- _Your goal_
Copy every entry exactly as it reads and exclude whatever pictures appear.
**** Extracted entries
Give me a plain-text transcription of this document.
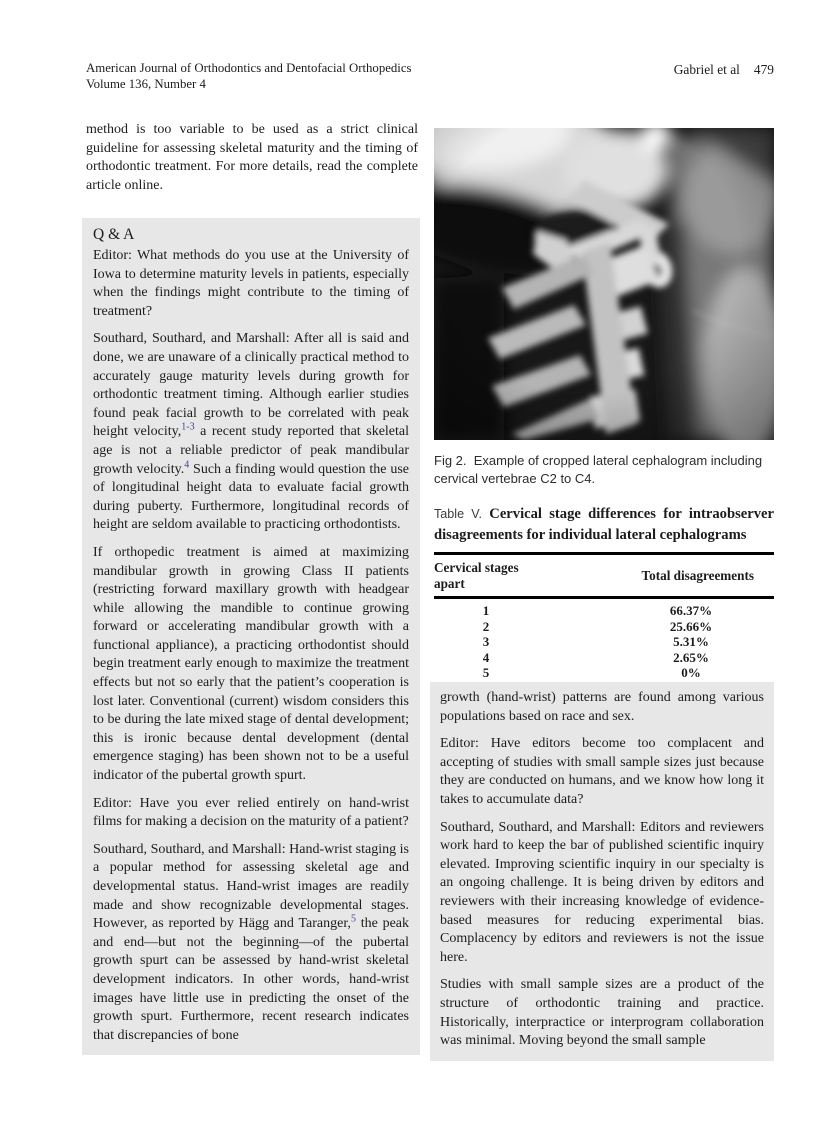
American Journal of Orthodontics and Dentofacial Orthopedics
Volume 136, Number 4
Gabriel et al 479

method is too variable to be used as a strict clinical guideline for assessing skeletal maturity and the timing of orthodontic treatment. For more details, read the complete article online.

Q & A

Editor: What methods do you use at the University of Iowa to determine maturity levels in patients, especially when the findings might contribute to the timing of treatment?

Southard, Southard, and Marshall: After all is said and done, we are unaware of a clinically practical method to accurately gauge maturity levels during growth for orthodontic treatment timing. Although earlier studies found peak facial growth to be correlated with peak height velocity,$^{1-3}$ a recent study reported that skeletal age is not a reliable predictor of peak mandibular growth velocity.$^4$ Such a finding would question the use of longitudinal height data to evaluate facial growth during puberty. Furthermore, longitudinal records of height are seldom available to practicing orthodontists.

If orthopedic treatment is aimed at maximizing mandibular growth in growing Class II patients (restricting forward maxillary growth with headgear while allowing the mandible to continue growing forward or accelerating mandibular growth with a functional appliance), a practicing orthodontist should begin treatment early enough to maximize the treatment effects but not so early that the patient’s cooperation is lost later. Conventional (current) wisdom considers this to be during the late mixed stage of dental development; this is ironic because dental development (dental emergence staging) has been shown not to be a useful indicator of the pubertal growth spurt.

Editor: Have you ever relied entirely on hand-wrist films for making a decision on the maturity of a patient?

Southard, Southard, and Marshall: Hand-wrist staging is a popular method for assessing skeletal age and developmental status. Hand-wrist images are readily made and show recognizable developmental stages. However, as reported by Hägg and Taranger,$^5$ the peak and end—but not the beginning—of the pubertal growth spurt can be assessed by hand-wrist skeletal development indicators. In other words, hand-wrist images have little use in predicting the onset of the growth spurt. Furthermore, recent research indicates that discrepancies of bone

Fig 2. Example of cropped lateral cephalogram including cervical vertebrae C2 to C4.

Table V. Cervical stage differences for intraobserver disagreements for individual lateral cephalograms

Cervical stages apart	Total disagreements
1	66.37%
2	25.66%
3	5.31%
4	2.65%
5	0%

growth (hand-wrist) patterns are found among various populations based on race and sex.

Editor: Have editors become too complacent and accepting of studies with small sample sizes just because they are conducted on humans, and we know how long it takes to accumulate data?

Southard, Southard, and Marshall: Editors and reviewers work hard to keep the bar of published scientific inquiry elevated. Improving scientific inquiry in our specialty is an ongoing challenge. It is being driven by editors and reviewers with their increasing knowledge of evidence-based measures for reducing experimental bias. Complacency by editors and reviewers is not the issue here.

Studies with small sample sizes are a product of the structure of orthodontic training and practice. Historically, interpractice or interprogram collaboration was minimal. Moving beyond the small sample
********
- _Response box_
Give me a plain-text transcription of this document.
American Journal of Orthodontics and Dentofacial Orthopedics
Volume 136, Number 4
Gabriel et al 479

method is too variable to be used as a strict clinical guideline for assessing skeletal maturity and the timing of orthodontic treatment. For more details, read the complete article online.

Q & A

Editor: What methods do you use at the University of Iowa to determine maturity levels in patients, especially when the findings might contribute to the timing of treatment?

Southard, Southard, and Marshall: After all is said and done, we are unaware of a clinically practical method to accurately gauge maturity levels during growth for orthodontic treatment timing. Although earlier studies found peak facial growth to be correlated with peak height velocity,$^{1-3}$ a recent study reported that skeletal age is not a reliable predictor of peak mandibular growth velocity.$^4$ Such a finding would question the use of longitudinal height data to evaluate facial growth during puberty. Furthermore, longitudinal records of height are seldom available to practicing orthodontists.

If orthopedic treatment is aimed at maximizing mandibular growth in growing Class II patients (restricting forward maxillary growth with headgear while allowing the mandible to continue growing forward or accelerating mandibular growth with a functional appliance), a practicing orthodontist should begin treatment early enough to maximize the treatment effects but not so early that the patient’s cooperation is lost later. Conventional (current) wisdom considers this to be during the late mixed stage of dental development; this is ironic because dental development (dental emergence staging) has been shown not to be a useful indicator of the pubertal growth spurt.

Editor: Have you ever relied entirely on hand-wrist films for making a decision on the maturity of a patient?

Southard, Southard, and Marshall: Hand-wrist staging is a popular method for assessing skeletal age and developmental status. Hand-wrist images are readily made and show recognizable developmental stages. However, as reported by Hägg and Taranger,$^5$ the peak and end—but not the beginning—of the pubertal growth spurt can be assessed by hand-wrist skeletal development indicators. In other words, hand-wrist images have little use in predicting the onset of the growth spurt. Furthermore, recent research indicates that discrepancies of bone

Fig 2. Example of cropped lateral cephalogram including cervical vertebrae C2 to C4.

Table V. Cervical stage differences for intraobserver disagreements for individual lateral cephalograms

Cervical stages apart	Total disagreements
1	66.37%
2	25.66%
3	5.31%
4	2.65%
5	0%

growth (hand-wrist) patterns are found among various populations based on race and sex.

Editor: Have editors become too complacent and accepting of studies with small sample sizes just because they are conducted on humans, and we know how long it takes to accumulate data?

Southard, Southard, and Marshall: Editors and reviewers work hard to keep the bar of published scientific inquiry elevated. Improving scientific inquiry in our specialty is an ongoing challenge. It is being driven by editors and reviewers with their increasing knowledge of evidence-based measures for reducing experimental bias. Complacency by editors and reviewers is not the issue here.

Studies with small sample sizes are a product of the structure of orthodontic training and practice. Historically, interpractice or interprogram collaboration was minimal. Moving beyond the small sample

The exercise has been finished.